Exercise data
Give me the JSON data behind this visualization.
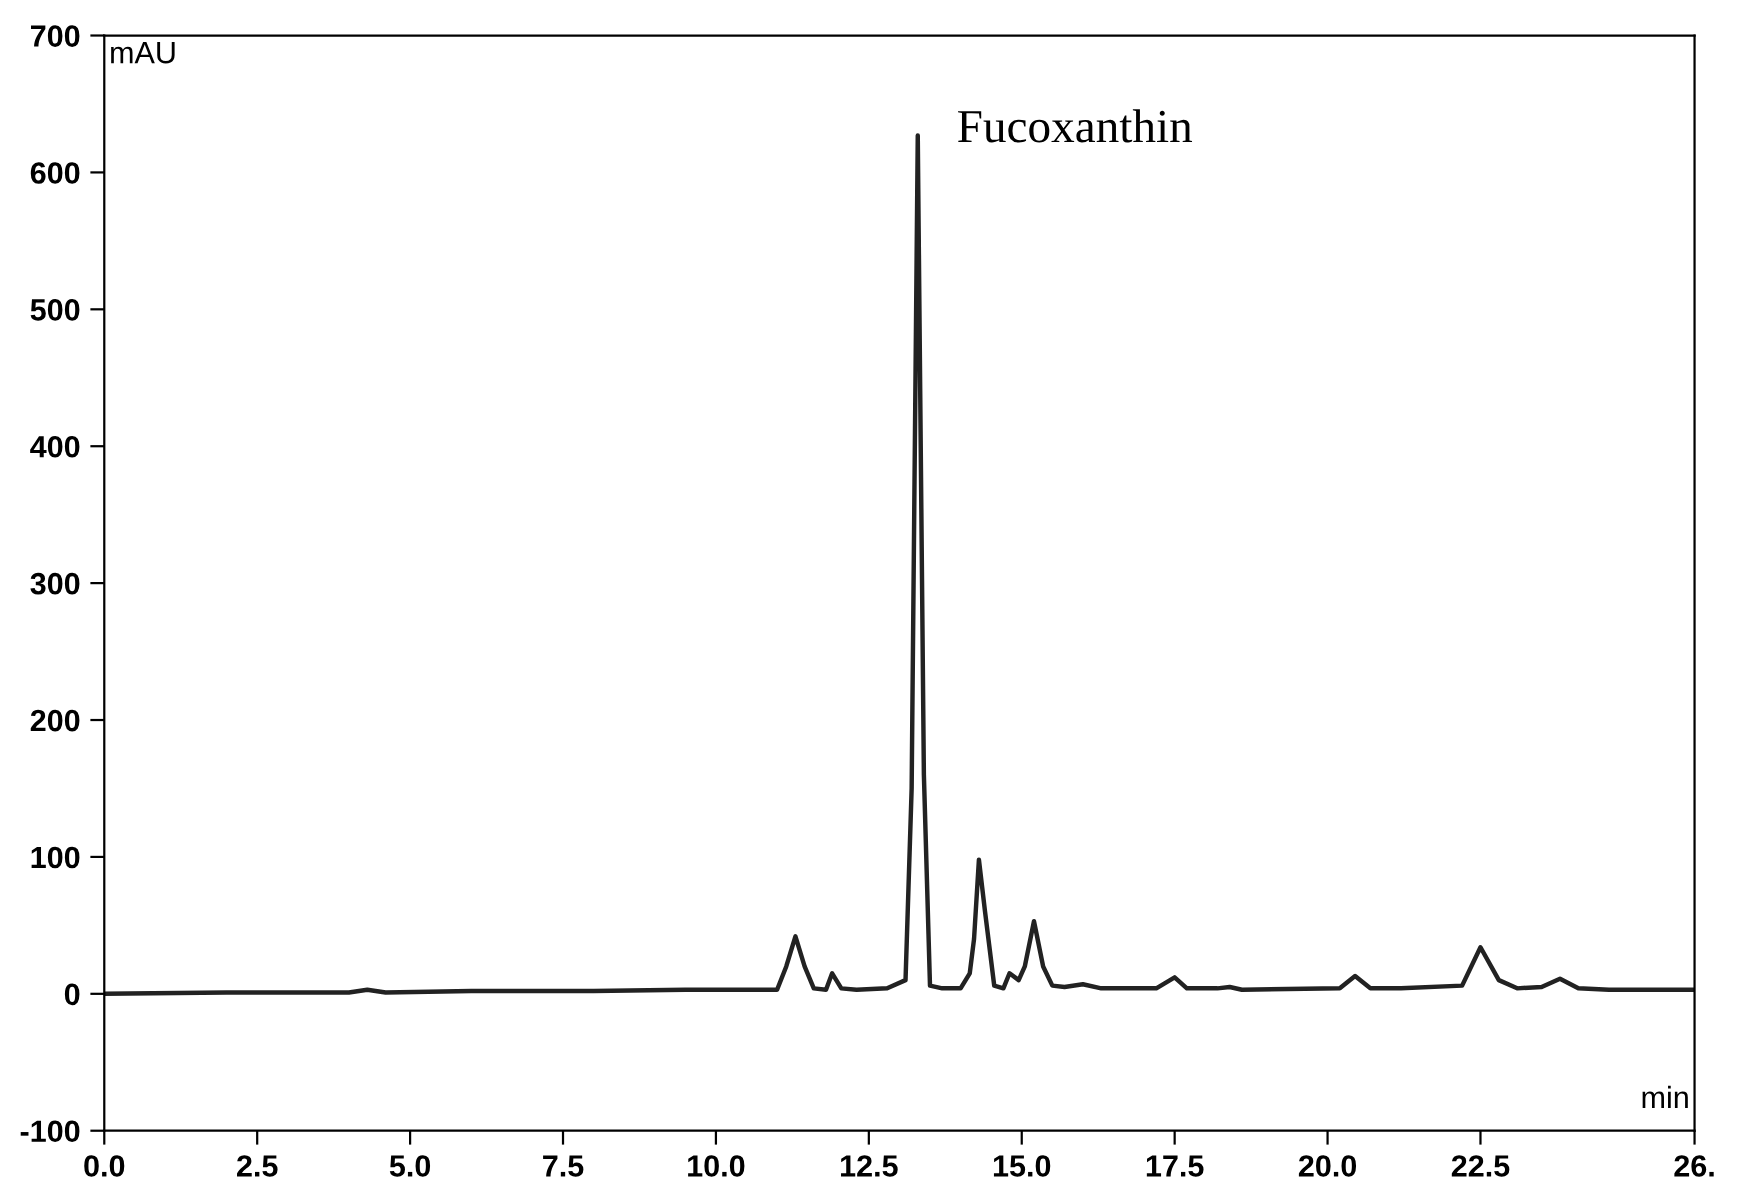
{
  "chart_data": {
    "type": "line",
    "xlabel": "min",
    "ylabel": "mAU",
    "xlim": [
      0,
      26
    ],
    "ylim": [
      -100,
      700
    ],
    "xticks": [
      {
        "value": 0,
        "label": "0.0"
      },
      2.5,
      {
        "value": 5,
        "label": "5.0"
      },
      7.5,
      {
        "value": 10,
        "label": "10.0"
      },
      12.5,
      {
        "value": 15,
        "label": "15.0"
      },
      17.5,
      {
        "value": 20,
        "label": "20.0"
      },
      22.5,
      {
        "value": 26,
        "label": "26."
      }
    ],
    "yticks": [
      -100,
      0,
      100,
      200,
      300,
      400,
      500,
      600,
      700
    ],
    "grid": false,
    "marker": "none",
    "line_style": "solid",
    "annotations": [
      {
        "text": "Fucoxanthin",
        "x": 13.3,
        "y": 627
      }
    ],
    "series": [
      {
        "color": "#222222",
        "x": [
          0,
          2,
          4,
          4.3,
          4.6,
          6,
          8,
          9.5,
          10.5,
          11.0,
          11.15,
          11.3,
          11.45,
          11.6,
          11.8,
          11.9,
          12.05,
          12.3,
          12.8,
          13.1,
          13.2,
          13.3,
          13.4,
          13.5,
          13.7,
          14.0,
          14.15,
          14.22,
          14.3,
          14.4,
          14.55,
          14.7,
          14.8,
          14.95,
          15.05,
          15.2,
          15.35,
          15.5,
          15.7,
          16.0,
          16.3,
          17.2,
          17.5,
          17.7,
          18.2,
          18.4,
          18.6,
          20.2,
          20.45,
          20.7,
          21.2,
          22.2,
          22.5,
          22.8,
          23.1,
          23.5,
          23.8,
          24.1,
          24.6,
          26
        ],
        "values": [
          0,
          1,
          1,
          3,
          1,
          2,
          2,
          3,
          3,
          3,
          20,
          42,
          20,
          4,
          3,
          15,
          4,
          3,
          4,
          10,
          150,
          627,
          160,
          6,
          4,
          4,
          15,
          40,
          98,
          60,
          6,
          4,
          15,
          10,
          20,
          53,
          20,
          6,
          5,
          7,
          4,
          4,
          12,
          4,
          4,
          5,
          3,
          4,
          13,
          4,
          4,
          6,
          34,
          10,
          4,
          5,
          11,
          4,
          3,
          3
        ]
      }
    ]
  }
}
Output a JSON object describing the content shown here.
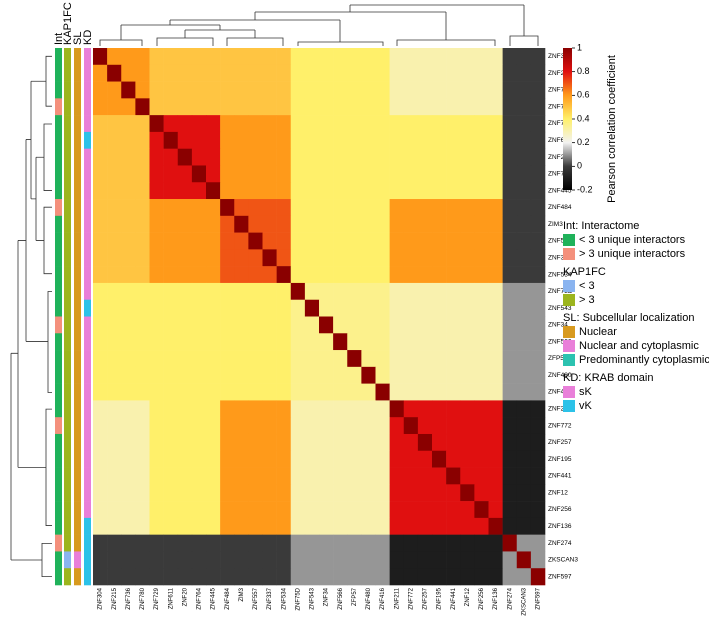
{
  "chart_data": {
    "type": "heatmap",
    "categories": [
      "ZNF304",
      "ZNF215",
      "ZNF736",
      "ZNF780",
      "ZNF729",
      "ZNF611",
      "ZNF20",
      "ZNF764",
      "ZNF445",
      "ZNF484",
      "ZIM3",
      "ZNF557",
      "ZNF337",
      "ZNF534",
      "ZNF75D",
      "ZNF543",
      "ZNF34",
      "ZNF566",
      "ZFP57",
      "ZNF480",
      "ZNF416",
      "ZNF211",
      "ZNF772",
      "ZNF257",
      "ZNF195",
      "ZNF441",
      "ZNF12",
      "ZNF256",
      "ZNF136",
      "ZNF274",
      "ZKSCAN3",
      "ZNF597"
    ],
    "values": [
      [
        1,
        0.6,
        0.6,
        0.6,
        0.5,
        0.5,
        0.5,
        0.5,
        0.5,
        0.5,
        0.5,
        0.5,
        0.5,
        0.5,
        0.4,
        0.4,
        0.4,
        0.4,
        0.4,
        0.4,
        0.4,
        0.3,
        0.3,
        0.3,
        0.3,
        0.3,
        0.3,
        0.3,
        0.3,
        0,
        0,
        0
      ],
      [
        0.6,
        1,
        0.6,
        0.6,
        0.5,
        0.5,
        0.5,
        0.5,
        0.5,
        0.5,
        0.5,
        0.5,
        0.5,
        0.5,
        0.4,
        0.4,
        0.4,
        0.4,
        0.4,
        0.4,
        0.4,
        0.3,
        0.3,
        0.3,
        0.3,
        0.3,
        0.3,
        0.3,
        0.3,
        0,
        0,
        0
      ],
      [
        0.6,
        0.6,
        1,
        0.6,
        0.5,
        0.5,
        0.5,
        0.5,
        0.5,
        0.5,
        0.5,
        0.5,
        0.5,
        0.5,
        0.4,
        0.4,
        0.4,
        0.4,
        0.4,
        0.4,
        0.4,
        0.3,
        0.3,
        0.3,
        0.3,
        0.3,
        0.3,
        0.3,
        0.3,
        0,
        0,
        0
      ],
      [
        0.6,
        0.6,
        0.6,
        1,
        0.5,
        0.5,
        0.5,
        0.5,
        0.5,
        0.5,
        0.5,
        0.5,
        0.5,
        0.5,
        0.4,
        0.4,
        0.4,
        0.4,
        0.4,
        0.4,
        0.4,
        0.3,
        0.3,
        0.3,
        0.3,
        0.3,
        0.3,
        0.3,
        0.3,
        0,
        0,
        0
      ],
      [
        0.5,
        0.5,
        0.5,
        0.5,
        1,
        0.8,
        0.8,
        0.8,
        0.8,
        0.6,
        0.6,
        0.6,
        0.6,
        0.6,
        0.4,
        0.4,
        0.4,
        0.4,
        0.4,
        0.4,
        0.4,
        0.4,
        0.4,
        0.4,
        0.4,
        0.4,
        0.4,
        0.4,
        0.4,
        0,
        0,
        0
      ],
      [
        0.5,
        0.5,
        0.5,
        0.5,
        0.8,
        1,
        0.8,
        0.8,
        0.8,
        0.6,
        0.6,
        0.6,
        0.6,
        0.6,
        0.4,
        0.4,
        0.4,
        0.4,
        0.4,
        0.4,
        0.4,
        0.4,
        0.4,
        0.4,
        0.4,
        0.4,
        0.4,
        0.4,
        0.4,
        0,
        0,
        0
      ],
      [
        0.5,
        0.5,
        0.5,
        0.5,
        0.8,
        0.8,
        1,
        0.8,
        0.8,
        0.6,
        0.6,
        0.6,
        0.6,
        0.6,
        0.4,
        0.4,
        0.4,
        0.4,
        0.4,
        0.4,
        0.4,
        0.4,
        0.4,
        0.4,
        0.4,
        0.4,
        0.4,
        0.4,
        0.4,
        0,
        0,
        0
      ],
      [
        0.5,
        0.5,
        0.5,
        0.5,
        0.8,
        0.8,
        0.8,
        1,
        0.8,
        0.6,
        0.6,
        0.6,
        0.6,
        0.6,
        0.4,
        0.4,
        0.4,
        0.4,
        0.4,
        0.4,
        0.4,
        0.4,
        0.4,
        0.4,
        0.4,
        0.4,
        0.4,
        0.4,
        0.4,
        0,
        0,
        0
      ],
      [
        0.5,
        0.5,
        0.5,
        0.5,
        0.8,
        0.8,
        0.8,
        0.8,
        1,
        0.6,
        0.6,
        0.6,
        0.6,
        0.6,
        0.4,
        0.4,
        0.4,
        0.4,
        0.4,
        0.4,
        0.4,
        0.4,
        0.4,
        0.4,
        0.4,
        0.4,
        0.4,
        0.4,
        0.4,
        0,
        0,
        0
      ],
      [
        0.5,
        0.5,
        0.5,
        0.5,
        0.6,
        0.6,
        0.6,
        0.6,
        0.6,
        1,
        0.7,
        0.7,
        0.7,
        0.7,
        0.4,
        0.4,
        0.4,
        0.4,
        0.4,
        0.4,
        0.4,
        0.6,
        0.6,
        0.6,
        0.6,
        0.6,
        0.6,
        0.6,
        0.6,
        0,
        0,
        0
      ],
      [
        0.5,
        0.5,
        0.5,
        0.5,
        0.6,
        0.6,
        0.6,
        0.6,
        0.6,
        0.7,
        1,
        0.7,
        0.7,
        0.7,
        0.4,
        0.4,
        0.4,
        0.4,
        0.4,
        0.4,
        0.4,
        0.6,
        0.6,
        0.6,
        0.6,
        0.6,
        0.6,
        0.6,
        0.6,
        0,
        0,
        0
      ],
      [
        0.5,
        0.5,
        0.5,
        0.5,
        0.6,
        0.6,
        0.6,
        0.6,
        0.6,
        0.7,
        0.7,
        1,
        0.7,
        0.7,
        0.4,
        0.4,
        0.4,
        0.4,
        0.4,
        0.4,
        0.4,
        0.6,
        0.6,
        0.6,
        0.6,
        0.6,
        0.6,
        0.6,
        0.6,
        0,
        0,
        0
      ],
      [
        0.5,
        0.5,
        0.5,
        0.5,
        0.6,
        0.6,
        0.6,
        0.6,
        0.6,
        0.7,
        0.7,
        0.7,
        1,
        0.7,
        0.4,
        0.4,
        0.4,
        0.4,
        0.4,
        0.4,
        0.4,
        0.6,
        0.6,
        0.6,
        0.6,
        0.6,
        0.6,
        0.6,
        0.6,
        0,
        0,
        0
      ],
      [
        0.5,
        0.5,
        0.5,
        0.5,
        0.6,
        0.6,
        0.6,
        0.6,
        0.6,
        0.7,
        0.7,
        0.7,
        0.7,
        1,
        0.4,
        0.4,
        0.4,
        0.4,
        0.4,
        0.4,
        0.4,
        0.6,
        0.6,
        0.6,
        0.6,
        0.6,
        0.6,
        0.6,
        0.6,
        0,
        0,
        0
      ],
      [
        0.4,
        0.4,
        0.4,
        0.4,
        0.4,
        0.4,
        0.4,
        0.4,
        0.4,
        0.4,
        0.4,
        0.4,
        0.4,
        0.4,
        1,
        0.35,
        0.35,
        0.35,
        0.35,
        0.35,
        0.35,
        0.3,
        0.3,
        0.3,
        0.3,
        0.3,
        0.3,
        0.3,
        0.3,
        0.1,
        0.1,
        0.1
      ],
      [
        0.4,
        0.4,
        0.4,
        0.4,
        0.4,
        0.4,
        0.4,
        0.4,
        0.4,
        0.4,
        0.4,
        0.4,
        0.4,
        0.4,
        0.35,
        1,
        0.35,
        0.35,
        0.35,
        0.35,
        0.35,
        0.3,
        0.3,
        0.3,
        0.3,
        0.3,
        0.3,
        0.3,
        0.3,
        0.1,
        0.1,
        0.1
      ],
      [
        0.4,
        0.4,
        0.4,
        0.4,
        0.4,
        0.4,
        0.4,
        0.4,
        0.4,
        0.4,
        0.4,
        0.4,
        0.4,
        0.4,
        0.35,
        0.35,
        1,
        0.35,
        0.35,
        0.35,
        0.35,
        0.3,
        0.3,
        0.3,
        0.3,
        0.3,
        0.3,
        0.3,
        0.3,
        0.1,
        0.1,
        0.1
      ],
      [
        0.4,
        0.4,
        0.4,
        0.4,
        0.4,
        0.4,
        0.4,
        0.4,
        0.4,
        0.4,
        0.4,
        0.4,
        0.4,
        0.4,
        0.35,
        0.35,
        0.35,
        1,
        0.35,
        0.35,
        0.35,
        0.3,
        0.3,
        0.3,
        0.3,
        0.3,
        0.3,
        0.3,
        0.3,
        0.1,
        0.1,
        0.1
      ],
      [
        0.4,
        0.4,
        0.4,
        0.4,
        0.4,
        0.4,
        0.4,
        0.4,
        0.4,
        0.4,
        0.4,
        0.4,
        0.4,
        0.4,
        0.35,
        0.35,
        0.35,
        0.35,
        1,
        0.35,
        0.35,
        0.3,
        0.3,
        0.3,
        0.3,
        0.3,
        0.3,
        0.3,
        0.3,
        0.1,
        0.1,
        0.1
      ],
      [
        0.4,
        0.4,
        0.4,
        0.4,
        0.4,
        0.4,
        0.4,
        0.4,
        0.4,
        0.4,
        0.4,
        0.4,
        0.4,
        0.4,
        0.35,
        0.35,
        0.35,
        0.35,
        0.35,
        1,
        0.35,
        0.3,
        0.3,
        0.3,
        0.3,
        0.3,
        0.3,
        0.3,
        0.3,
        0.1,
        0.1,
        0.1
      ],
      [
        0.4,
        0.4,
        0.4,
        0.4,
        0.4,
        0.4,
        0.4,
        0.4,
        0.4,
        0.4,
        0.4,
        0.4,
        0.4,
        0.4,
        0.35,
        0.35,
        0.35,
        0.35,
        0.35,
        0.35,
        1,
        0.3,
        0.3,
        0.3,
        0.3,
        0.3,
        0.3,
        0.3,
        0.3,
        0.1,
        0.1,
        0.1
      ],
      [
        0.3,
        0.3,
        0.3,
        0.3,
        0.4,
        0.4,
        0.4,
        0.4,
        0.4,
        0.6,
        0.6,
        0.6,
        0.6,
        0.6,
        0.3,
        0.3,
        0.3,
        0.3,
        0.3,
        0.3,
        0.3,
        1,
        0.8,
        0.8,
        0.8,
        0.8,
        0.8,
        0.8,
        0.8,
        -0.1,
        -0.1,
        -0.1
      ],
      [
        0.3,
        0.3,
        0.3,
        0.3,
        0.4,
        0.4,
        0.4,
        0.4,
        0.4,
        0.6,
        0.6,
        0.6,
        0.6,
        0.6,
        0.3,
        0.3,
        0.3,
        0.3,
        0.3,
        0.3,
        0.3,
        0.8,
        1,
        0.8,
        0.8,
        0.8,
        0.8,
        0.8,
        0.8,
        -0.1,
        -0.1,
        -0.1
      ],
      [
        0.3,
        0.3,
        0.3,
        0.3,
        0.4,
        0.4,
        0.4,
        0.4,
        0.4,
        0.6,
        0.6,
        0.6,
        0.6,
        0.6,
        0.3,
        0.3,
        0.3,
        0.3,
        0.3,
        0.3,
        0.3,
        0.8,
        0.8,
        1,
        0.8,
        0.8,
        0.8,
        0.8,
        0.8,
        -0.1,
        -0.1,
        -0.1
      ],
      [
        0.3,
        0.3,
        0.3,
        0.3,
        0.4,
        0.4,
        0.4,
        0.4,
        0.4,
        0.6,
        0.6,
        0.6,
        0.6,
        0.6,
        0.3,
        0.3,
        0.3,
        0.3,
        0.3,
        0.3,
        0.3,
        0.8,
        0.8,
        0.8,
        1,
        0.8,
        0.8,
        0.8,
        0.8,
        -0.1,
        -0.1,
        -0.1
      ],
      [
        0.3,
        0.3,
        0.3,
        0.3,
        0.4,
        0.4,
        0.4,
        0.4,
        0.4,
        0.6,
        0.6,
        0.6,
        0.6,
        0.6,
        0.3,
        0.3,
        0.3,
        0.3,
        0.3,
        0.3,
        0.3,
        0.8,
        0.8,
        0.8,
        0.8,
        1,
        0.8,
        0.8,
        0.8,
        -0.1,
        -0.1,
        -0.1
      ],
      [
        0.3,
        0.3,
        0.3,
        0.3,
        0.4,
        0.4,
        0.4,
        0.4,
        0.4,
        0.6,
        0.6,
        0.6,
        0.6,
        0.6,
        0.3,
        0.3,
        0.3,
        0.3,
        0.3,
        0.3,
        0.3,
        0.8,
        0.8,
        0.8,
        0.8,
        0.8,
        1,
        0.8,
        0.8,
        -0.1,
        -0.1,
        -0.1
      ],
      [
        0.3,
        0.3,
        0.3,
        0.3,
        0.4,
        0.4,
        0.4,
        0.4,
        0.4,
        0.6,
        0.6,
        0.6,
        0.6,
        0.6,
        0.3,
        0.3,
        0.3,
        0.3,
        0.3,
        0.3,
        0.3,
        0.8,
        0.8,
        0.8,
        0.8,
        0.8,
        0.8,
        1,
        0.8,
        -0.1,
        -0.1,
        -0.1
      ],
      [
        0.3,
        0.3,
        0.3,
        0.3,
        0.4,
        0.4,
        0.4,
        0.4,
        0.4,
        0.6,
        0.6,
        0.6,
        0.6,
        0.6,
        0.3,
        0.3,
        0.3,
        0.3,
        0.3,
        0.3,
        0.3,
        0.8,
        0.8,
        0.8,
        0.8,
        0.8,
        0.8,
        0.8,
        1,
        -0.1,
        -0.1,
        -0.1
      ],
      [
        0,
        0,
        0,
        0,
        0,
        0,
        0,
        0,
        0,
        0,
        0,
        0,
        0,
        0,
        0.1,
        0.1,
        0.1,
        0.1,
        0.1,
        0.1,
        0.1,
        -0.1,
        -0.1,
        -0.1,
        -0.1,
        -0.1,
        -0.1,
        -0.1,
        -0.1,
        1,
        0.1,
        0.1
      ],
      [
        0,
        0,
        0,
        0,
        0,
        0,
        0,
        0,
        0,
        0,
        0,
        0,
        0,
        0,
        0.1,
        0.1,
        0.1,
        0.1,
        0.1,
        0.1,
        0.1,
        -0.1,
        -0.1,
        -0.1,
        -0.1,
        -0.1,
        -0.1,
        -0.1,
        -0.1,
        0.1,
        1,
        0.1
      ],
      [
        0,
        0,
        0,
        0,
        0,
        0,
        0,
        0,
        0,
        0,
        0,
        0,
        0,
        0,
        0.1,
        0.1,
        0.1,
        0.1,
        0.1,
        0.1,
        0.1,
        -0.1,
        -0.1,
        -0.1,
        -0.1,
        -0.1,
        -0.1,
        -0.1,
        -0.1,
        0.1,
        0.1,
        1
      ]
    ],
    "zlim": [
      -0.2,
      1
    ],
    "colorscale": [
      "#000000",
      "#3a3a3a",
      "#f2f2f2",
      "#fff06a",
      "#ff9a1a",
      "#e01010",
      "#8a0000"
    ],
    "colorbar": {
      "title": "Pearson correlation coefficient",
      "ticks": [
        1,
        0.8,
        0.6,
        0.4,
        0.2,
        0,
        -0.2
      ]
    },
    "row_annotations": [
      {
        "name": "Int",
        "colors": [
          "#1fb25a",
          "#1fb25a",
          "#1fb25a",
          "#f4907c",
          "#1fb25a",
          "#1fb25a",
          "#1fb25a",
          "#1fb25a",
          "#1fb25a",
          "#f4907c",
          "#1fb25a",
          "#1fb25a",
          "#1fb25a",
          "#1fb25a",
          "#1fb25a",
          "#1fb25a",
          "#f4907c",
          "#1fb25a",
          "#1fb25a",
          "#1fb25a",
          "#1fb25a",
          "#1fb25a",
          "#f4907c",
          "#1fb25a",
          "#1fb25a",
          "#1fb25a",
          "#1fb25a",
          "#1fb25a",
          "#1fb25a",
          "#f4907c",
          "#1fb25a",
          "#1fb25a"
        ]
      },
      {
        "name": "KAP1FC",
        "colors": [
          "#9cb51e",
          "#9cb51e",
          "#9cb51e",
          "#9cb51e",
          "#9cb51e",
          "#9cb51e",
          "#9cb51e",
          "#9cb51e",
          "#9cb51e",
          "#9cb51e",
          "#9cb51e",
          "#9cb51e",
          "#9cb51e",
          "#9cb51e",
          "#9cb51e",
          "#9cb51e",
          "#9cb51e",
          "#9cb51e",
          "#9cb51e",
          "#9cb51e",
          "#9cb51e",
          "#9cb51e",
          "#9cb51e",
          "#9cb51e",
          "#9cb51e",
          "#9cb51e",
          "#9cb51e",
          "#9cb51e",
          "#9cb51e",
          "#9cb51e",
          "#8ab4f0",
          "#9cb51e"
        ]
      },
      {
        "name": "SL",
        "colors": [
          "#d89a1e",
          "#d89a1e",
          "#d89a1e",
          "#d89a1e",
          "#d89a1e",
          "#d89a1e",
          "#d89a1e",
          "#d89a1e",
          "#d89a1e",
          "#d89a1e",
          "#d89a1e",
          "#d89a1e",
          "#d89a1e",
          "#d89a1e",
          "#d89a1e",
          "#d89a1e",
          "#d89a1e",
          "#d89a1e",
          "#d89a1e",
          "#d89a1e",
          "#d89a1e",
          "#d89a1e",
          "#d89a1e",
          "#d89a1e",
          "#d89a1e",
          "#d89a1e",
          "#d89a1e",
          "#d89a1e",
          "#d89a1e",
          "#d89a1e",
          "#e97fd9",
          "#d89a1e"
        ]
      },
      {
        "name": "KD",
        "colors": [
          "#e97fd9",
          "#e97fd9",
          "#e97fd9",
          "#e97fd9",
          "#e97fd9",
          "#2cc2e8",
          "#e97fd9",
          "#e97fd9",
          "#e97fd9",
          "#e97fd9",
          "#e97fd9",
          "#e97fd9",
          "#e97fd9",
          "#e97fd9",
          "#e97fd9",
          "#2cc2e8",
          "#e97fd9",
          "#e97fd9",
          "#e97fd9",
          "#e97fd9",
          "#e97fd9",
          "#e97fd9",
          "#e97fd9",
          "#e97fd9",
          "#e97fd9",
          "#e97fd9",
          "#e97fd9",
          "#e97fd9",
          "#2cc2e8",
          "#2cc2e8",
          "#2cc2e8",
          "#2cc2e8"
        ]
      }
    ],
    "legend": [
      {
        "title": "Int: Interactome",
        "items": [
          {
            "label": "< 3 unique interactors",
            "color": "#1fb25a"
          },
          {
            "label": "> 3 unique interactors",
            "color": "#f4907c"
          }
        ]
      },
      {
        "title": "KAP1FC",
        "items": [
          {
            "label": "< 3",
            "color": "#8ab4f0"
          },
          {
            "label": "> 3",
            "color": "#9cb51e"
          }
        ]
      },
      {
        "title": "SL: Subcellular localization",
        "items": [
          {
            "label": "Nuclear",
            "color": "#d89a1e"
          },
          {
            "label": "Nuclear and cytoplasmic",
            "color": "#e97fd9"
          },
          {
            "label": "Predominantly cytoplasmic",
            "color": "#2cc2b0"
          }
        ]
      },
      {
        "title": "KD: KRAB domain",
        "items": [
          {
            "label": "sK",
            "color": "#e97fd9"
          },
          {
            "label": "vK",
            "color": "#2cc2e8"
          }
        ]
      }
    ]
  }
}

Task goal
Copy and report every line where the word "title" is present.

Final result
      "title": "Pearson correlation coefficient",
        "title": "Int: Interactome",
        "title": "KAP1FC",
        "title": "SL: Subcellular localization",
        "title": "KD: KRAB domain",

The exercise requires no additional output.